What the task asks.
Which lines hold the word "относительно"? Copy each of them from the material.

Entries taken from a collection:
· · ·

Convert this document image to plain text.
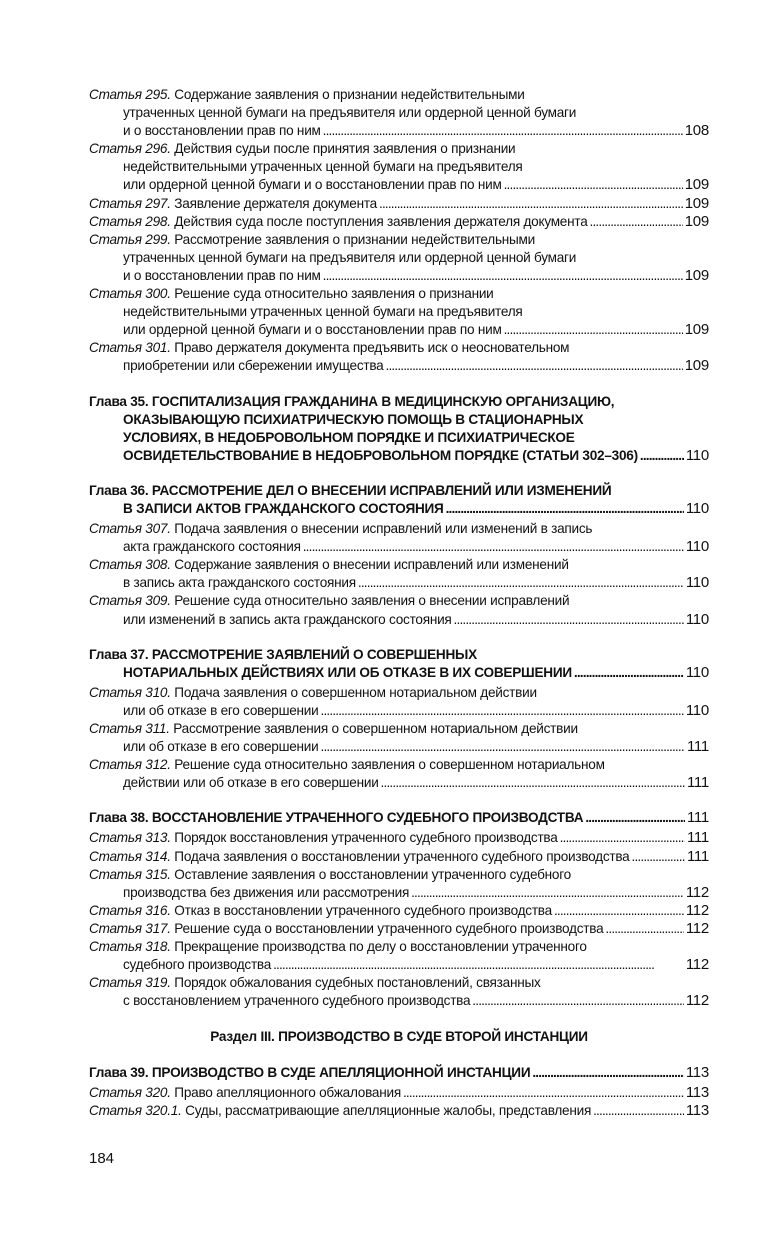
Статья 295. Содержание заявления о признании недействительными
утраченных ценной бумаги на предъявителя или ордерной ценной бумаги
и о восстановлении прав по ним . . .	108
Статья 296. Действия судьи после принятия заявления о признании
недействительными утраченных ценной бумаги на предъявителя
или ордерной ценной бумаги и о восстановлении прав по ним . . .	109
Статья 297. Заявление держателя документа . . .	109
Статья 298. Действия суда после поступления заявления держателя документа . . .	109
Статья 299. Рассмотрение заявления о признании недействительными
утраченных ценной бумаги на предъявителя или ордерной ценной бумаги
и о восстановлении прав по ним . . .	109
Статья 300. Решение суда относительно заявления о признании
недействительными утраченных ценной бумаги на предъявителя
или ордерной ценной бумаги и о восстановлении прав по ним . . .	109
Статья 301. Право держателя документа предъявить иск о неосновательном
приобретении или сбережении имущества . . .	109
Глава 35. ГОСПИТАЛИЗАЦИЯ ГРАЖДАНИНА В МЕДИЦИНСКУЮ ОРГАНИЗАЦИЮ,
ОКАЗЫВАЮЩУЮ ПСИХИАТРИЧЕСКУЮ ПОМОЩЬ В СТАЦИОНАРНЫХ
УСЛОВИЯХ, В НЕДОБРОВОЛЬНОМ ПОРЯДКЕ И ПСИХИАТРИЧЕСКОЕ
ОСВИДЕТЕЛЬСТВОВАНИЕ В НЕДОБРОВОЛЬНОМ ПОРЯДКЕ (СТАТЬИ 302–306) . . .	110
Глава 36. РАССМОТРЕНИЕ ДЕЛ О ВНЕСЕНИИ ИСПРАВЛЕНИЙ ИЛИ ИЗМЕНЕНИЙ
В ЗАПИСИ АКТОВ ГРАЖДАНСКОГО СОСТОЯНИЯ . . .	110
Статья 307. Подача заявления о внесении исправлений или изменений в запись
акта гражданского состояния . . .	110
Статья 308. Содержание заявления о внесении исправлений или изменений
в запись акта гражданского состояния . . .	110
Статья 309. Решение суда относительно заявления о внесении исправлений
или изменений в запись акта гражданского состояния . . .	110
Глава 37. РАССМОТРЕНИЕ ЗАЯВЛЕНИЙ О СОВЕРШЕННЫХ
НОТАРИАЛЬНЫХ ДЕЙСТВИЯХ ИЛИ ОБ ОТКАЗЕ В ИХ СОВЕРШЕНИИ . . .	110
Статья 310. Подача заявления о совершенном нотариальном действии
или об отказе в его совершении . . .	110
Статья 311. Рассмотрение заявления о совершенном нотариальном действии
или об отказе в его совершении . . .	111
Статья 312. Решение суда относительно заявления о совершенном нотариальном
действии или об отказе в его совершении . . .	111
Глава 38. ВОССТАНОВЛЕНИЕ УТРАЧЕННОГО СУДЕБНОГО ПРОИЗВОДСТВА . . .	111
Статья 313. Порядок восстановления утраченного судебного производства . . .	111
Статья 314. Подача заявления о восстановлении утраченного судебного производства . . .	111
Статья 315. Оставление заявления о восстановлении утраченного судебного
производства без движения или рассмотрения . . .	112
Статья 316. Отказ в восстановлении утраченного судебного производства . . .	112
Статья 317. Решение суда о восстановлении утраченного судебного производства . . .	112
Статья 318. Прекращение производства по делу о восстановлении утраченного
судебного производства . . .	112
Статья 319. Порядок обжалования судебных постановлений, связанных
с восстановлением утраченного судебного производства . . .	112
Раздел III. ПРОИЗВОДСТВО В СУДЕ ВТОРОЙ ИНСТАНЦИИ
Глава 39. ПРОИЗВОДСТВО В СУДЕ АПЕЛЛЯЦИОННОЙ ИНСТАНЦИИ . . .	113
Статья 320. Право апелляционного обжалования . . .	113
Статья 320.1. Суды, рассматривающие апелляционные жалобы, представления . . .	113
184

· · ·

Exercise solution.
Статья 300. Решение суда относительно заявления о признании
Статья 309. Решение суда относительно заявления о внесении исправлений
Статья 312. Решение суда относительно заявления о совершенном нотариальном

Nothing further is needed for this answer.